[Dataset entries]
▬▬▬▬▬▬

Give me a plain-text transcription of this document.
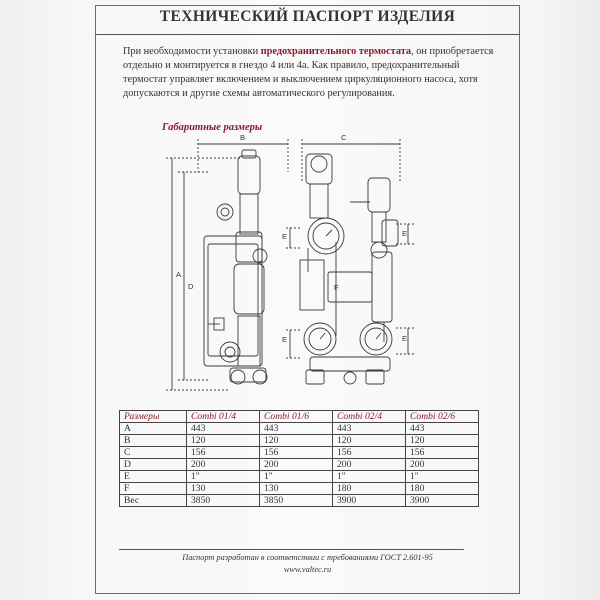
ТЕХНИЧЕСКИЙ ПАСПОРТ ИЗДЕЛИЯ
При необходимости установки предохранительного термостата, он приобретается отдельно и монтируется в гнездо 4 или 4а. Как правило, предохранительный термостат управляет включением и выключением циркуляционного насоса, хотя допускаются и другие схемы автоматического регулирования.
Габаритные размеры
B	C
A
D
E	E
F
E	E
Размеры	Combi 01/4	Combi 01/6	Combi 02/4	Combi 02/6
A	443	443	443	443
B	120	120	120	120
C	156	156	156	156
D	200	200	200	200
E	1"	1"	1"	1"
F	130	130	180	180
Вес	3850	3850	3900	3900
Паспорт разработан в соответствии с требованиями ГОСТ 2.601-95
www.valtec.ru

▬▬▬▬▬▬

> **What to work on**
Repeat the data exactly, without the pictures.

> **Exercise result**
Give me a plain-text transcription of this document.
ТЕХНИЧЕСКИЙ ПАСПОРТ ИЗДЕЛИЯ
При необходимости установки предохранительного термостата, он приобретается отдельно и монтируется в гнездо 4 или 4а. Как правило, предохранительный термостат управляет включением и выключением циркуляционного насоса, хотя допускаются и другие схемы автоматического регулирования.
Габаритные размеры
B	C
A
D
E	E
F
E	E
Размеры	Combi 01/4	Combi 01/6	Combi 02/4	Combi 02/6
A	443	443	443	443
B	120	120	120	120
C	156	156	156	156
D	200	200	200	200
E	1"	1"	1"	1"
F	130	130	180	180
Вес	3850	3850	3900	3900
Паспорт разработан в соответствии с требованиями ГОСТ 2.601-95
www.valtec.ru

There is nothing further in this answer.